§ Extracted data entries:
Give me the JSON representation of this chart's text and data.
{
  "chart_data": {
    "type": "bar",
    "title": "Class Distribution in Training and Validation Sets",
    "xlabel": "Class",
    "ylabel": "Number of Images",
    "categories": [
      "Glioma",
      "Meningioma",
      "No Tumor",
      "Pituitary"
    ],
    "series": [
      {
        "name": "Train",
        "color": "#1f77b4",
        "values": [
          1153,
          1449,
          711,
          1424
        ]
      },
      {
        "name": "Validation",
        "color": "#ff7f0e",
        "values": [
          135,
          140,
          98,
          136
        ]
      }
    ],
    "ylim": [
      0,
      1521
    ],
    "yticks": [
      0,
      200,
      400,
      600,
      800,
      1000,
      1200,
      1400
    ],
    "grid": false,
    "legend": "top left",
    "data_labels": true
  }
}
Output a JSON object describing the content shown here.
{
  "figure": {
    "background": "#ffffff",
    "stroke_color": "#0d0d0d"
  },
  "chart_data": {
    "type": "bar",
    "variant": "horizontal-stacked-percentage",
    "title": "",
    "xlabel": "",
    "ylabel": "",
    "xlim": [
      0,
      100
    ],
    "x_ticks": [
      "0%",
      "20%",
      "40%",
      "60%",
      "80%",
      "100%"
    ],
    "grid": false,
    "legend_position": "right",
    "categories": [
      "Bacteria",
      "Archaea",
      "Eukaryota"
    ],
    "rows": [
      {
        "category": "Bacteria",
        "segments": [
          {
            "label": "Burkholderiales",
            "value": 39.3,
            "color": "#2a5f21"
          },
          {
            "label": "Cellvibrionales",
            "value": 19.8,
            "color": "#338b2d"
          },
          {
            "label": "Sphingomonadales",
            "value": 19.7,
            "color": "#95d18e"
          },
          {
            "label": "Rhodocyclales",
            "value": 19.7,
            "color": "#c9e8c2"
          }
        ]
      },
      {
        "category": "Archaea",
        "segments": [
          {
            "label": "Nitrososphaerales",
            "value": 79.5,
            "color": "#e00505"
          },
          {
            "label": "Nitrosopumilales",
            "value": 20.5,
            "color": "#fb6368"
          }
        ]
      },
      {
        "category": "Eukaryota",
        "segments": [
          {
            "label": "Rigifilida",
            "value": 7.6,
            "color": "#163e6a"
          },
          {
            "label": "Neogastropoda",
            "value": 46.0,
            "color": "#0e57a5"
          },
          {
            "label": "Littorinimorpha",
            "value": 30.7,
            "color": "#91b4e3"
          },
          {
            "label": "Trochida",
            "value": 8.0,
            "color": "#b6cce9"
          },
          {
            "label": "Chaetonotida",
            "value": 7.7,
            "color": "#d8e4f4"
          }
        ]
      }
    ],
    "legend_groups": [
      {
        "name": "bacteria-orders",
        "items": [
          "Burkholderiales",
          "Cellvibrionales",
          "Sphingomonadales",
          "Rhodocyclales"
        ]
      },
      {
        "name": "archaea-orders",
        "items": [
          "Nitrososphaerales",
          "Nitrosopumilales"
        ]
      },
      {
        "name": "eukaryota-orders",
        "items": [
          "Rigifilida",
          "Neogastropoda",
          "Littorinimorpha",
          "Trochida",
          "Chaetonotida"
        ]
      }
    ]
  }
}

§ TRY IT:
Your answer should be the data above, retyped in full and unaltered.

§ RESULT FOR THIS TASK:
Give me the JSON representation of this chart's text and data.
{
  "chart_data": {
    "type": "bar",
    "title": "Class Distribution in Training and Validation Sets",
    "xlabel": "Class",
    "ylabel": "Number of Images",
    "categories": [
      "Glioma",
      "Meningioma",
      "No Tumor",
      "Pituitary"
    ],
    "series": [
      {
        "name": "Train",
        "color": "#1f77b4",
        "values": [
          1153,
          1449,
          711,
          1424
        ]
      },
      {
        "name": "Validation",
        "color": "#ff7f0e",
        "values": [
          135,
          140,
          98,
          136
        ]
      }
    ],
    "ylim": [
      0,
      1521
    ],
    "yticks": [
      0,
      200,
      400,
      600,
      800,
      1000,
      1200,
      1400
    ],
    "grid": false,
    "legend": "top left",
    "data_labels": true
  }
}
Output a JSON object describing the content shown here.
{
  "figure": {
    "background": "#ffffff",
    "stroke_color": "#0d0d0d"
  },
  "chart_data": {
    "type": "bar",
    "variant": "horizontal-stacked-percentage",
    "title": "",
    "xlabel": "",
    "ylabel": "",
    "xlim": [
      0,
      100
    ],
    "x_ticks": [
      "0%",
      "20%",
      "40%",
      "60%",
      "80%",
      "100%"
    ],
    "grid": false,
    "legend_position": "right",
    "categories": [
      "Bacteria",
      "Archaea",
      "Eukaryota"
    ],
    "rows": [
      {
        "category": "Bacteria",
        "segments": [
          {
            "label": "Burkholderiales",
            "value": 39.3,
            "color": "#2a5f21"
          },
          {
            "label": "Cellvibrionales",
            "value": 19.8,
            "color": "#338b2d"
          },
          {
            "label": "Sphingomonadales",
            "value": 19.7,
            "color": "#95d18e"
          },
          {
            "label": "Rhodocyclales",
            "value": 19.7,
            "color": "#c9e8c2"
          }
        ]
      },
      {
        "category": "Archaea",
        "segments": [
          {
            "label": "Nitrososphaerales",
            "value": 79.5,
            "color": "#e00505"
          },
          {
            "label": "Nitrosopumilales",
            "value": 20.5,
            "color": "#fb6368"
          }
        ]
      },
      {
        "category": "Eukaryota",
        "segments": [
          {
            "label": "Rigifilida",
            "value": 7.6,
            "color": "#163e6a"
          },
          {
            "label": "Neogastropoda",
            "value": 46.0,
            "color": "#0e57a5"
          },
          {
            "label": "Littorinimorpha",
            "value": 30.7,
            "color": "#91b4e3"
          },
          {
            "label": "Trochida",
            "value": 8.0,
            "color": "#b6cce9"
          },
          {
            "label": "Chaetonotida",
            "value": 7.7,
            "color": "#d8e4f4"
          }
        ]
      }
    ],
    "legend_groups": [
      {
        "name": "bacteria-orders",
        "items": [
          "Burkholderiales",
          "Cellvibrionales",
          "Sphingomonadales",
          "Rhodocyclales"
        ]
      },
      {
        "name": "archaea-orders",
        "items": [
          "Nitrososphaerales",
          "Nitrosopumilales"
        ]
      },
      {
        "name": "eukaryota-orders",
        "items": [
          "Rigifilida",
          "Neogastropoda",
          "Littorinimorpha",
          "Trochida",
          "Chaetonotida"
        ]
      }
    ]
  }
}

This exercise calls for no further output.